— What you need to do —
Omitting all pictures, copy word for word the lines from the line containing "Extract all readable text from this page." through the final line of the entries.

— Material for the task —
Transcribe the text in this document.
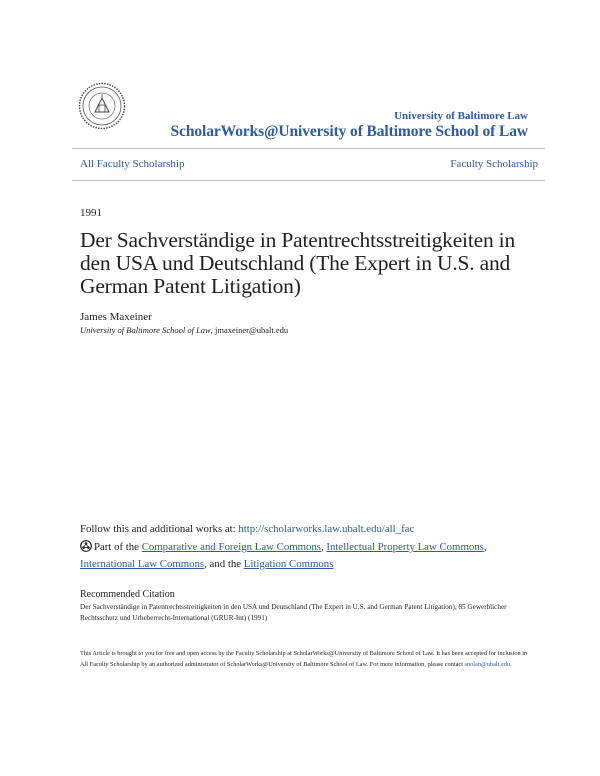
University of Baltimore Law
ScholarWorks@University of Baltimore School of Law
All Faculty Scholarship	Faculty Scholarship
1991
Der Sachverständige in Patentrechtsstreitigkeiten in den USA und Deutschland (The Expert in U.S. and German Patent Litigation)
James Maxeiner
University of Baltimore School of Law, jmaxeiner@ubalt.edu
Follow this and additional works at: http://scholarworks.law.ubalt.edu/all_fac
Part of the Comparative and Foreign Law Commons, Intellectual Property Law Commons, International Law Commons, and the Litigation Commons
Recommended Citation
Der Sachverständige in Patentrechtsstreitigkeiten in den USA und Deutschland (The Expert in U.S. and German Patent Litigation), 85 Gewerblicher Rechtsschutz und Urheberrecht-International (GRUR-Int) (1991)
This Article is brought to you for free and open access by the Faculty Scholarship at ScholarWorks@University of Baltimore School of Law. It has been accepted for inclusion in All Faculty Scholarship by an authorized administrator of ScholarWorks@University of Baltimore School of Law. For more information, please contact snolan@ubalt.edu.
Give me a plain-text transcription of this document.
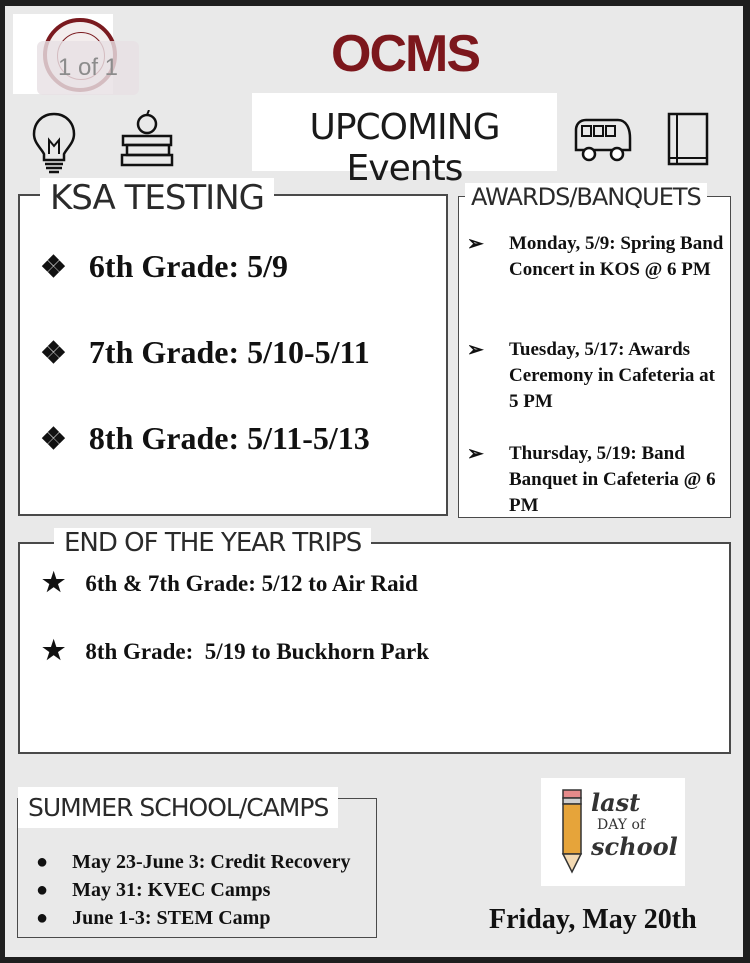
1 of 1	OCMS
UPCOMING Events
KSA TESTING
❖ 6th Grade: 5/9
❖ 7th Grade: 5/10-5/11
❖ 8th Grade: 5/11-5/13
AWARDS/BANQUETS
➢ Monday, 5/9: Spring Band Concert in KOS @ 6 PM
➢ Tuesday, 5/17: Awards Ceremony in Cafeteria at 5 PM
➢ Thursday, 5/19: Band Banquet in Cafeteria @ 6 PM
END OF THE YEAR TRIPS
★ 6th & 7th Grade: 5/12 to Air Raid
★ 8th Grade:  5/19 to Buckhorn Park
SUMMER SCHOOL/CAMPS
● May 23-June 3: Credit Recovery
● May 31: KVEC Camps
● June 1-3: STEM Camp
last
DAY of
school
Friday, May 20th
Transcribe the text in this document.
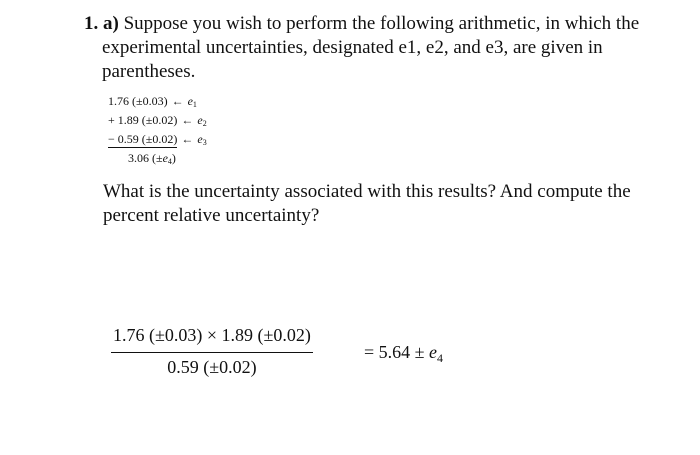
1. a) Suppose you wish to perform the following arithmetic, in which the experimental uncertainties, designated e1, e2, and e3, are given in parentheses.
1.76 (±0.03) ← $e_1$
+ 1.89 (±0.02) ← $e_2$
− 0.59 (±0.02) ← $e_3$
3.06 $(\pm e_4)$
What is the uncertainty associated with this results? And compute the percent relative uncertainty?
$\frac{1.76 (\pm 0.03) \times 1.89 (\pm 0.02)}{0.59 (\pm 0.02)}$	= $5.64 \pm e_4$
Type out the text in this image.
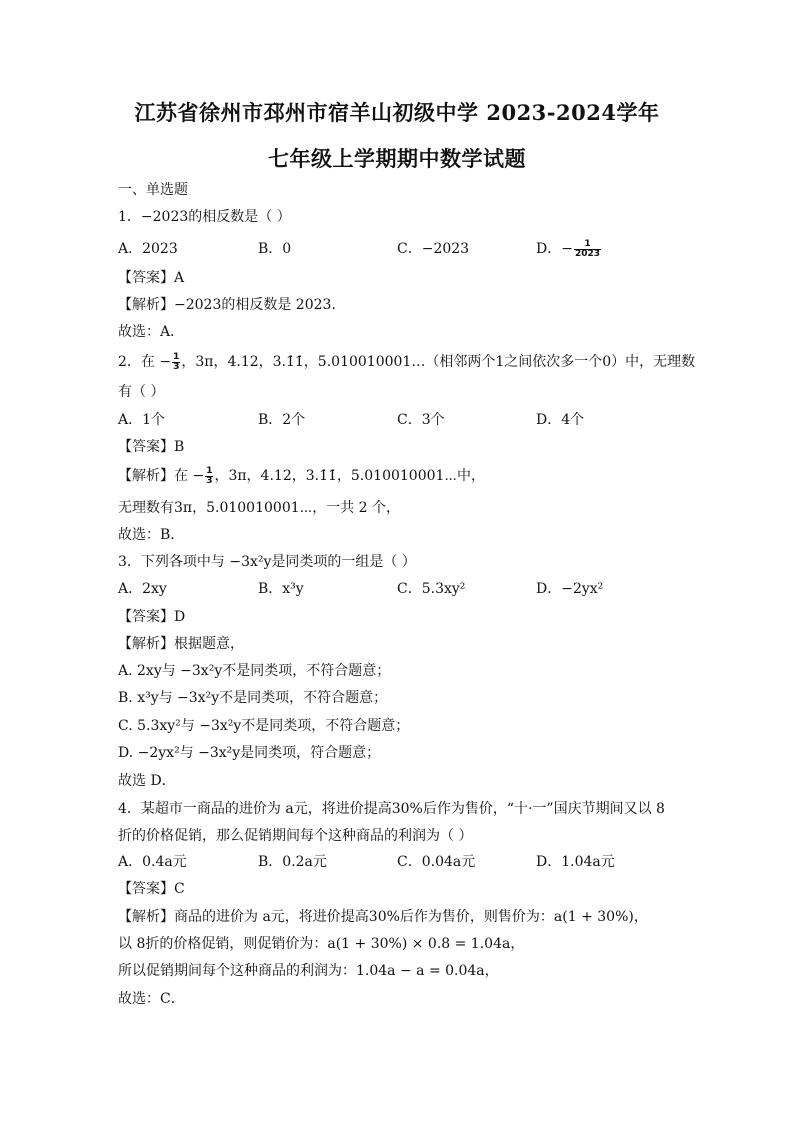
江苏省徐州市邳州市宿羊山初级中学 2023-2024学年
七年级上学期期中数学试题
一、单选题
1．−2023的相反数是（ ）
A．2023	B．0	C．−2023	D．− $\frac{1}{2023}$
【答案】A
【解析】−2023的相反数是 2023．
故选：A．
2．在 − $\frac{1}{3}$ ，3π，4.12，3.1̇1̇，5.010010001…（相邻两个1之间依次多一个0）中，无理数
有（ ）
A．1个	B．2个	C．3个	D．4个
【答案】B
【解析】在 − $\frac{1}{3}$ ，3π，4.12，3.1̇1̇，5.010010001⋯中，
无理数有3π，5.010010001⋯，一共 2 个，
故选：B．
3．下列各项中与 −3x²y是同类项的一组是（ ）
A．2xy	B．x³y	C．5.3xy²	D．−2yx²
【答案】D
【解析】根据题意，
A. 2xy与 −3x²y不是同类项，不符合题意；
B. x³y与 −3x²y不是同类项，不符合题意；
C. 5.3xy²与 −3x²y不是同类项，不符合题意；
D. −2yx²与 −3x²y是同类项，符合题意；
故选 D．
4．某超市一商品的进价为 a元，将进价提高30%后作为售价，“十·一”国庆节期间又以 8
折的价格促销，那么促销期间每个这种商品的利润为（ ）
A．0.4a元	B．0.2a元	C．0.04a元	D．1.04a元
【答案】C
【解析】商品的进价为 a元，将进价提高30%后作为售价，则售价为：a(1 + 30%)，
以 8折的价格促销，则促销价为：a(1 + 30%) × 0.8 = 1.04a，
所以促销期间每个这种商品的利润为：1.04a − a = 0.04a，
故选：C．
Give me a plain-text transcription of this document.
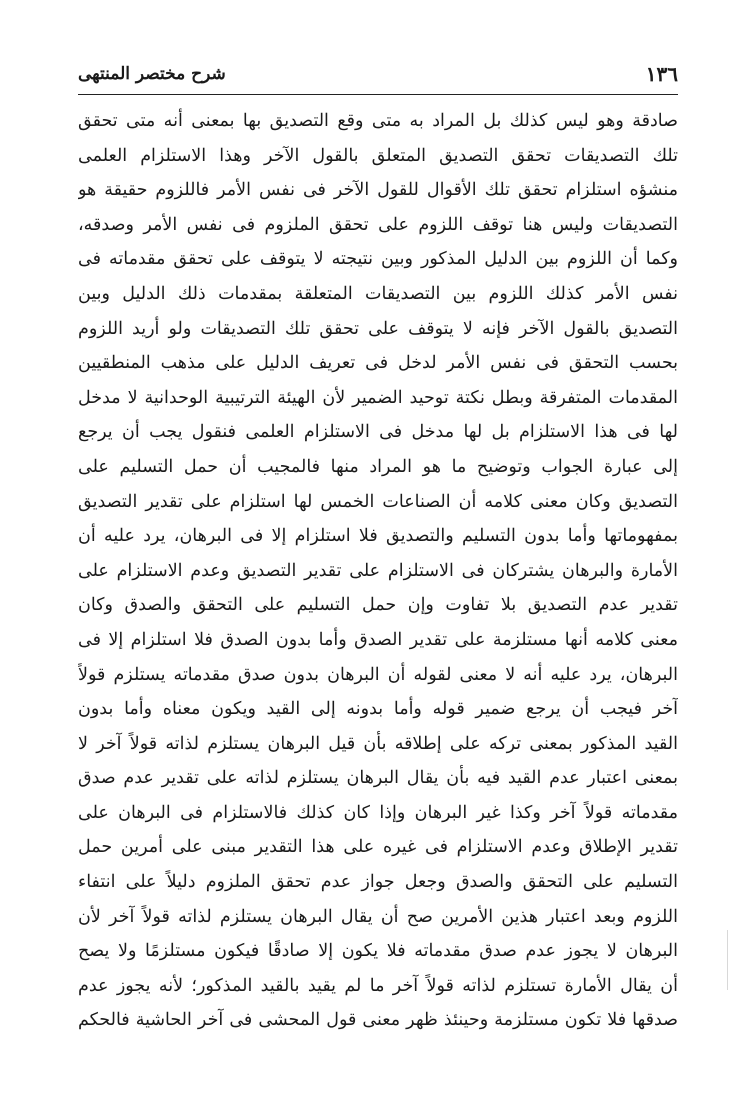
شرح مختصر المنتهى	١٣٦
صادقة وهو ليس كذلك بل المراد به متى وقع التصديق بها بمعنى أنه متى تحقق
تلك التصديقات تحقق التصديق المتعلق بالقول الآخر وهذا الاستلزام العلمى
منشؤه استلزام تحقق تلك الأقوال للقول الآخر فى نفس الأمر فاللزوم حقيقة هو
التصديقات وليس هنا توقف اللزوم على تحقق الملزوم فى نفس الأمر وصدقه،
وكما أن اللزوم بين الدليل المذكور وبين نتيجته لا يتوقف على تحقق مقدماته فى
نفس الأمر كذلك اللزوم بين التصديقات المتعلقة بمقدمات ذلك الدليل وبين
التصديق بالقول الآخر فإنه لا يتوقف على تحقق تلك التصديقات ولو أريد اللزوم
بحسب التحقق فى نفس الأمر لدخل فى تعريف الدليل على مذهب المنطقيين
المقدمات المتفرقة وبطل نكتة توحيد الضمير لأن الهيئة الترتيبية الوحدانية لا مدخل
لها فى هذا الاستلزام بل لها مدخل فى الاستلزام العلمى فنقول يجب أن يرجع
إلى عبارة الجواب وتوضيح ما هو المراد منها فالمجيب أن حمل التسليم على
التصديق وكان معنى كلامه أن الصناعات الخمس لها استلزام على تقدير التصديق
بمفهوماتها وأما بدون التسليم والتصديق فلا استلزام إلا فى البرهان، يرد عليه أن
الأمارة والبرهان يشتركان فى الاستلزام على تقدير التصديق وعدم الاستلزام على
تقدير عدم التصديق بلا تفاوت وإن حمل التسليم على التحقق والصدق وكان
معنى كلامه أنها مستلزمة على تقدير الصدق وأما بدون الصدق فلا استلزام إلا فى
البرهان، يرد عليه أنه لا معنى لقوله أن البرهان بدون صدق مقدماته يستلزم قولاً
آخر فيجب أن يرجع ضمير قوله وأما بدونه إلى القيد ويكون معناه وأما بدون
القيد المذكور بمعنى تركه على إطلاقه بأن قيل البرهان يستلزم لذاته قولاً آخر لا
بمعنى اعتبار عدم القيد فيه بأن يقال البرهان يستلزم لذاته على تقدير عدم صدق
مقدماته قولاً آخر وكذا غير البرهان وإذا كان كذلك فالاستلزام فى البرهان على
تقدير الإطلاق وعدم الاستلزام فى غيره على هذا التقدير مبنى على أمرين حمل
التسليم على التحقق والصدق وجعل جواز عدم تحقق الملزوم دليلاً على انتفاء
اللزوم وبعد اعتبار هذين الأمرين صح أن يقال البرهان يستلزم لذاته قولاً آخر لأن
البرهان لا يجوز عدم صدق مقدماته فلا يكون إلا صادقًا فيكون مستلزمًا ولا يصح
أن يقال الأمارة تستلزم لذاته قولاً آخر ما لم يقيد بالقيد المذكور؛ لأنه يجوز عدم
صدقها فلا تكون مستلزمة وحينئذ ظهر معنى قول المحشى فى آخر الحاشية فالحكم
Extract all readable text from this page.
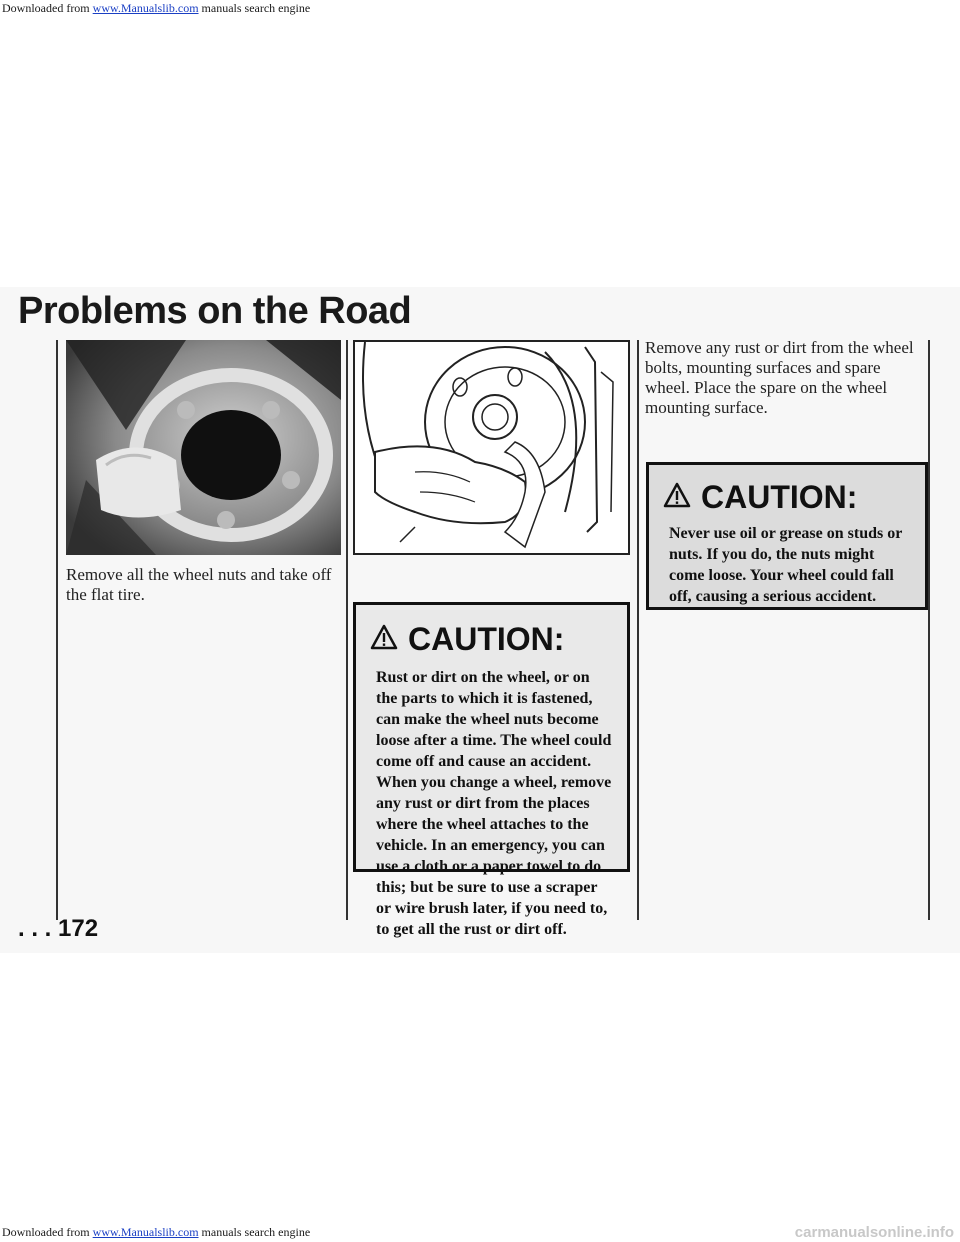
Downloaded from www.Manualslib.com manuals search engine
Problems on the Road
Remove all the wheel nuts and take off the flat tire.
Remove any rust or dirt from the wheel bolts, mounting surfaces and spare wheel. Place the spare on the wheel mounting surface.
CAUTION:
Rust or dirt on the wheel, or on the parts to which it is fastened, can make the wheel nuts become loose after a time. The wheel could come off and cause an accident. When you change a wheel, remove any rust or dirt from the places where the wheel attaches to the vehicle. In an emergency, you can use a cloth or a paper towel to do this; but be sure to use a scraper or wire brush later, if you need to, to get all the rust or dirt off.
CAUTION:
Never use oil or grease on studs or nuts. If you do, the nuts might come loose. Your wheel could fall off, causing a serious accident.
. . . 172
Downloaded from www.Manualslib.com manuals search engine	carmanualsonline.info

— Response to the task —
Extract all readable text from this page.
Downloaded from www.Manualslib.com manuals search engine
Problems on the Road
Remove all the wheel nuts and take off the flat tire.
Remove any rust or dirt from the wheel bolts, mounting surfaces and spare wheel. Place the spare on the wheel mounting surface.
CAUTION:
Rust or dirt on the wheel, or on the parts to which it is fastened, can make the wheel nuts become loose after a time. The wheel could come off and cause an accident. When you change a wheel, remove any rust or dirt from the places where the wheel attaches to the vehicle. In an emergency, you can use a cloth or a paper towel to do this; but be sure to use a scraper or wire brush later, if you need to, to get all the rust or dirt off.
CAUTION:
Never use oil or grease on studs or nuts. If you do, the nuts might come loose. Your wheel could fall off, causing a serious accident.
. . . 172
Downloaded from www.Manualslib.com manuals search engine	carmanualsonline.info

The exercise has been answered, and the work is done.